Excerpt from a dataset >>
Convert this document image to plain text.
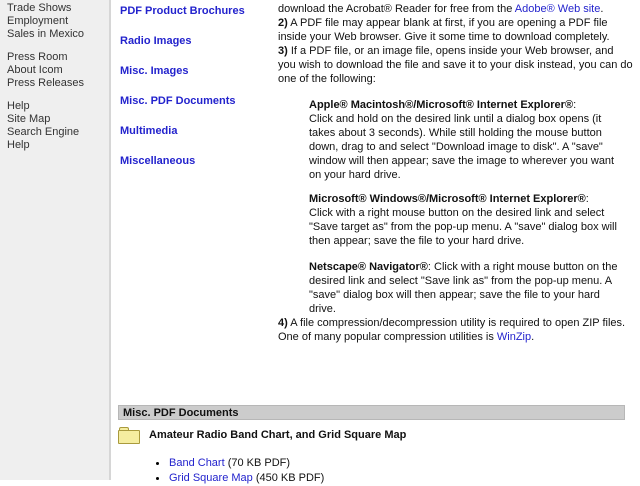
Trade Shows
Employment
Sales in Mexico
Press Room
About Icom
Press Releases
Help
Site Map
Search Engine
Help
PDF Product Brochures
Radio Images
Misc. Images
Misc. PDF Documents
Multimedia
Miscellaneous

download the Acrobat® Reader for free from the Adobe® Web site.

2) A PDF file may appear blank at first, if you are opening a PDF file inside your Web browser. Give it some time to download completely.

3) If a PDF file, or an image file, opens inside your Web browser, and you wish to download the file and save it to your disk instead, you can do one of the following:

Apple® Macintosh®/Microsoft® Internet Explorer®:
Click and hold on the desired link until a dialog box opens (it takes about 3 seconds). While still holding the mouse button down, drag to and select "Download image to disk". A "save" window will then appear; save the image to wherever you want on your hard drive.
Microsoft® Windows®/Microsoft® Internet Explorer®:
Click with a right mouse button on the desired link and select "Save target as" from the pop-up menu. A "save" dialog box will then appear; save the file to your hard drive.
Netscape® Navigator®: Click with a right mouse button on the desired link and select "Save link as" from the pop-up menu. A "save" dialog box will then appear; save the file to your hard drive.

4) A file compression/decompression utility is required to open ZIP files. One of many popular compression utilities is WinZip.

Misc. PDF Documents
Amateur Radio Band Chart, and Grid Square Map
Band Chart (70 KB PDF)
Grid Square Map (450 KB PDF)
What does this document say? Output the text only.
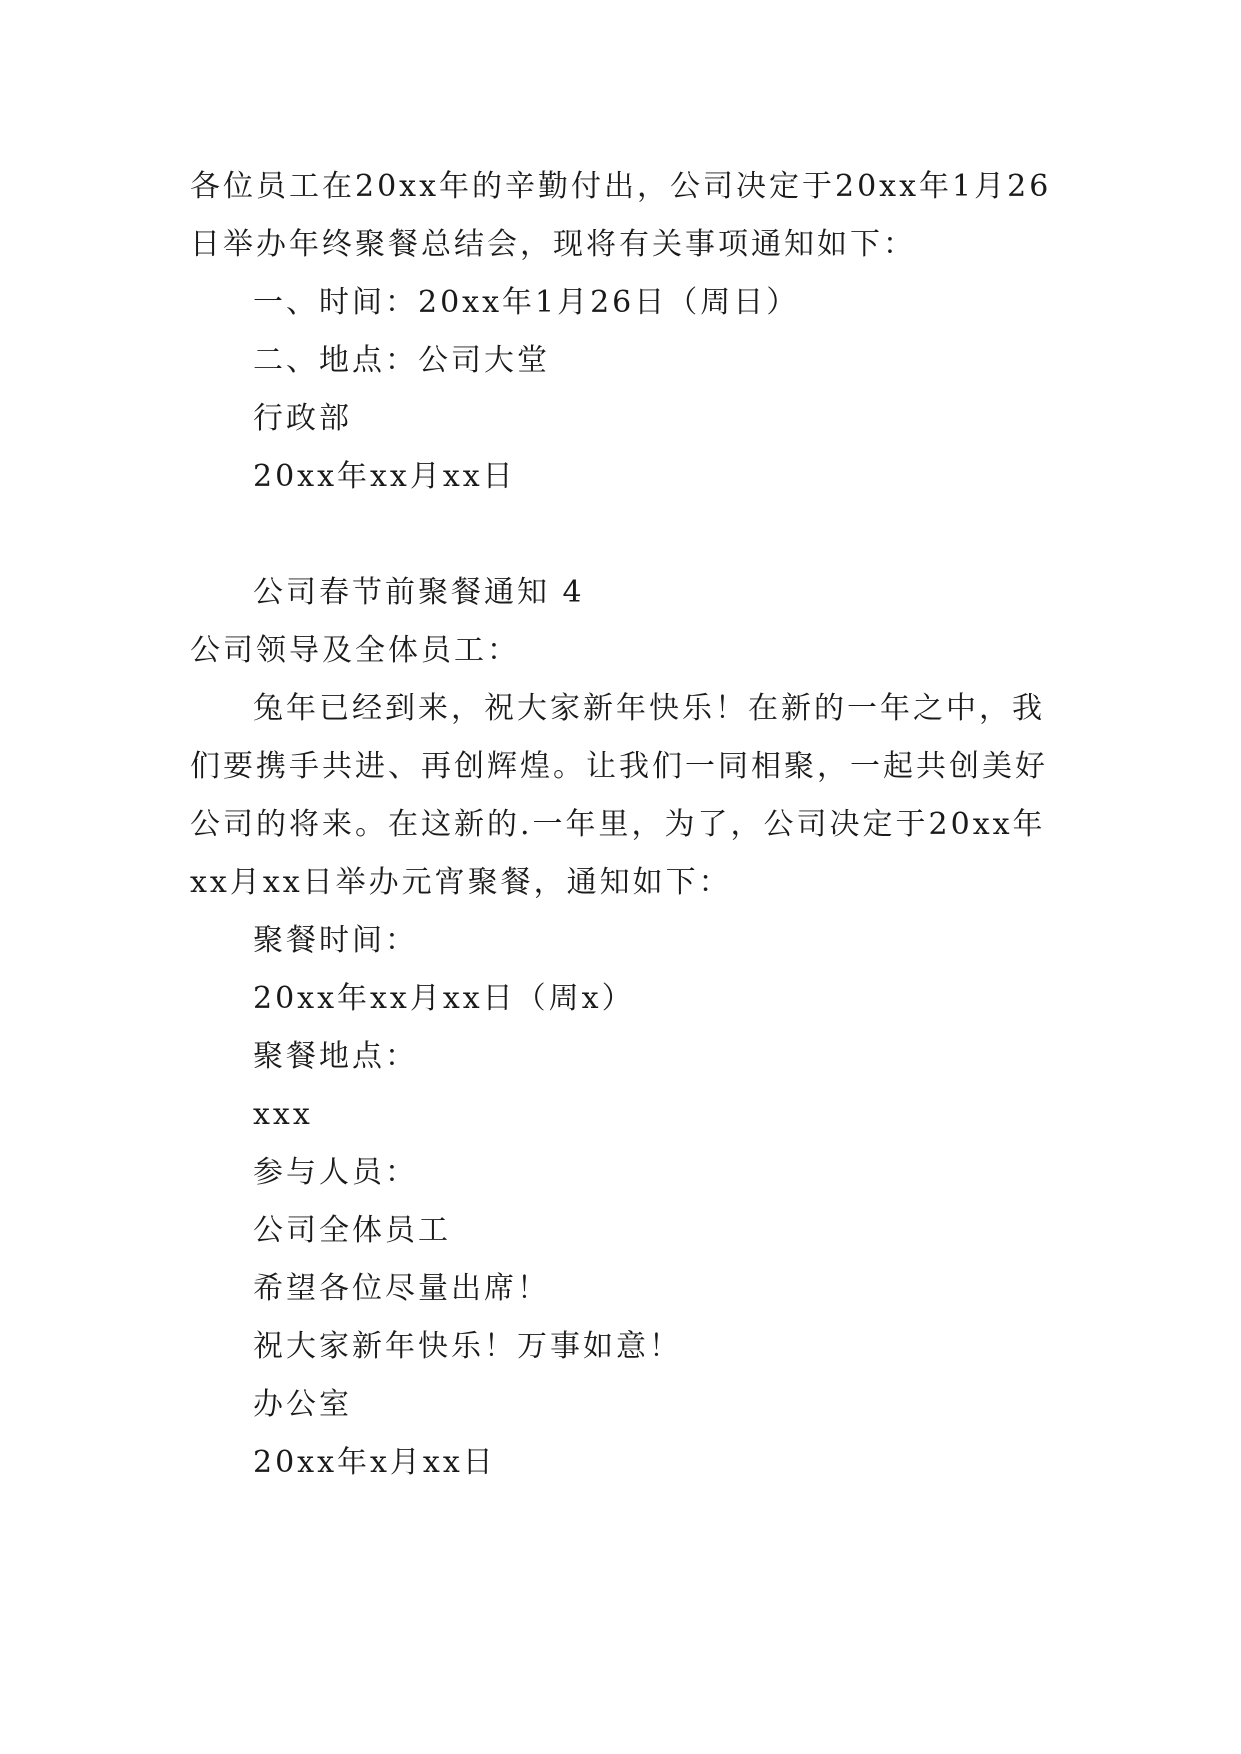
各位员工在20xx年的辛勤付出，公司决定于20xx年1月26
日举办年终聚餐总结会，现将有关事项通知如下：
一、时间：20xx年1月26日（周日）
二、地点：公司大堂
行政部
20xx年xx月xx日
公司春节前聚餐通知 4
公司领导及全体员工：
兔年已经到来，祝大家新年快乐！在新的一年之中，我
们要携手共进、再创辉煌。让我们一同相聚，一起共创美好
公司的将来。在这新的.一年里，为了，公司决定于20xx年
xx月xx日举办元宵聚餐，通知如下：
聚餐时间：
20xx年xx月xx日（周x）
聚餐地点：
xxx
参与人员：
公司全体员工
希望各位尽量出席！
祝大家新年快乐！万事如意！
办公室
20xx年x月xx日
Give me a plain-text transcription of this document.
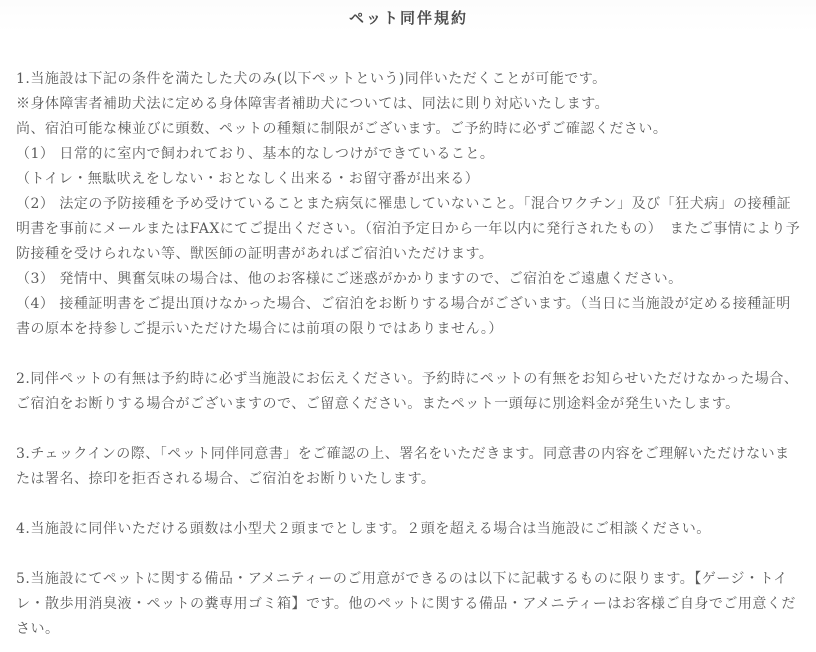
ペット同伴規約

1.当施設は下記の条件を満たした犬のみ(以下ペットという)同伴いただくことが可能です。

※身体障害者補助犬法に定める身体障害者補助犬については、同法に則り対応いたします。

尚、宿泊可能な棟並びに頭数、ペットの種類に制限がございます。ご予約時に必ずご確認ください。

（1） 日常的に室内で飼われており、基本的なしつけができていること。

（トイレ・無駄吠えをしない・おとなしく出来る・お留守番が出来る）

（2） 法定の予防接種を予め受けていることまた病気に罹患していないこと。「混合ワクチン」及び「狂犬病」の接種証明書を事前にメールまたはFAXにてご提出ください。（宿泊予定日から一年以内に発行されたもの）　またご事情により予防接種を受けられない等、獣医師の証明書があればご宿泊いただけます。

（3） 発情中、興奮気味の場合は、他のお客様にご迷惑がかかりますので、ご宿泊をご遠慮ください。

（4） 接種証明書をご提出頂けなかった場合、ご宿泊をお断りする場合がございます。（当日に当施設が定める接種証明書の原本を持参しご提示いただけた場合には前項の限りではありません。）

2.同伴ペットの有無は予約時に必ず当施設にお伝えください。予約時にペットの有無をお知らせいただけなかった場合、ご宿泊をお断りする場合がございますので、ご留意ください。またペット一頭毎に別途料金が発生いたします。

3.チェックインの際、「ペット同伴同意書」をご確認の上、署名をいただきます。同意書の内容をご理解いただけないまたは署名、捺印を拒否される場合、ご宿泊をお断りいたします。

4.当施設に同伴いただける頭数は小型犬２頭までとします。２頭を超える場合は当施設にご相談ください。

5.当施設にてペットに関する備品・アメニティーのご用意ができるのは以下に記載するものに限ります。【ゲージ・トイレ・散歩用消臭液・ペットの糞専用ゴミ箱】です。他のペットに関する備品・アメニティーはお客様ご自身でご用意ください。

Job >> Retype every record above exactly as written, but leave out the pictures.

Response >>
Convert this document image to plain text.
Trade Shows
Employment
Sales in Mexico
Press Room
About Icom
Press Releases
Help
Site Map
Search Engine
Help
PDF Product Brochures
Radio Images
Misc. Images
Misc. PDF Documents
Multimedia
Miscellaneous

download the Acrobat® Reader for free from the Adobe® Web site.

2) A PDF file may appear blank at first, if you are opening a PDF file inside your Web browser. Give it some time to download completely.

3) If a PDF file, or an image file, opens inside your Web browser, and you wish to download the file and save it to your disk instead, you can do one of the following:

Apple® Macintosh®/Microsoft® Internet Explorer®:
Click and hold on the desired link until a dialog box opens (it takes about 3 seconds). While still holding the mouse button down, drag to and select "Download image to disk". A "save" window will then appear; save the image to wherever you want on your hard drive.
Microsoft® Windows®/Microsoft® Internet Explorer®:
Click with a right mouse button on the desired link and select "Save target as" from the pop-up menu. A "save" dialog box will then appear; save the file to your hard drive.
Netscape® Navigator®: Click with a right mouse button on the desired link and select "Save link as" from the pop-up menu. A "save" dialog box will then appear; save the file to your hard drive.

4) A file compression/decompression utility is required to open ZIP files. One of many popular compression utilities is WinZip.

Misc. PDF Documents
Amateur Radio Band Chart, and Grid Square Map
Band Chart (70 KB PDF)
Grid Square Map (450 KB PDF)
What does this document say? Output the text only.
各位员工在20xx年的辛勤付出，公司决定于20xx年1月26
日举办年终聚餐总结会，现将有关事项通知如下：
一、时间：20xx年1月26日（周日）
二、地点：公司大堂
行政部
20xx年xx月xx日
公司春节前聚餐通知 4
公司领导及全体员工：
兔年已经到来，祝大家新年快乐！在新的一年之中，我
们要携手共进、再创辉煌。让我们一同相聚，一起共创美好
公司的将来。在这新的.一年里，为了，公司决定于20xx年
xx月xx日举办元宵聚餐，通知如下：
聚餐时间：
20xx年xx月xx日（周x）
聚餐地点：
xxx
参与人员：
公司全体员工
希望各位尽量出席！
祝大家新年快乐！万事如意！
办公室
20xx年x月xx日
Give me a plain-text transcription of this document.
ペット同伴規約

1.当施設は下記の条件を満たした犬のみ(以下ペットという)同伴いただくことが可能です。

※身体障害者補助犬法に定める身体障害者補助犬については、同法に則り対応いたします。

尚、宿泊可能な棟並びに頭数、ペットの種類に制限がございます。ご予約時に必ずご確認ください。

（1） 日常的に室内で飼われており、基本的なしつけができていること。

（トイレ・無駄吠えをしない・おとなしく出来る・お留守番が出来る）

（2） 法定の予防接種を予め受けていることまた病気に罹患していないこと。「混合ワクチン」及び「狂犬病」の接種証明書を事前にメールまたはFAXにてご提出ください。（宿泊予定日から一年以内に発行されたもの）　またご事情により予防接種を受けられない等、獣医師の証明書があればご宿泊いただけます。

（3） 発情中、興奮気味の場合は、他のお客様にご迷惑がかかりますので、ご宿泊をご遠慮ください。

（4） 接種証明書をご提出頂けなかった場合、ご宿泊をお断りする場合がございます。（当日に当施設が定める接種証明書の原本を持参しご提示いただけた場合には前項の限りではありません。）

2.同伴ペットの有無は予約時に必ず当施設にお伝えください。予約時にペットの有無をお知らせいただけなかった場合、ご宿泊をお断りする場合がございますので、ご留意ください。またペット一頭毎に別途料金が発生いたします。

3.チェックインの際、「ペット同伴同意書」をご確認の上、署名をいただきます。同意書の内容をご理解いただけないまたは署名、捺印を拒否される場合、ご宿泊をお断りいたします。

4.当施設に同伴いただける頭数は小型犬２頭までとします。２頭を超える場合は当施設にご相談ください。

5.当施設にてペットに関する備品・アメニティーのご用意ができるのは以下に記載するものに限ります。【ゲージ・トイレ・散歩用消臭液・ペットの糞専用ゴミ箱】です。他のペットに関する備品・アメニティーはお客様ご自身でご用意ください。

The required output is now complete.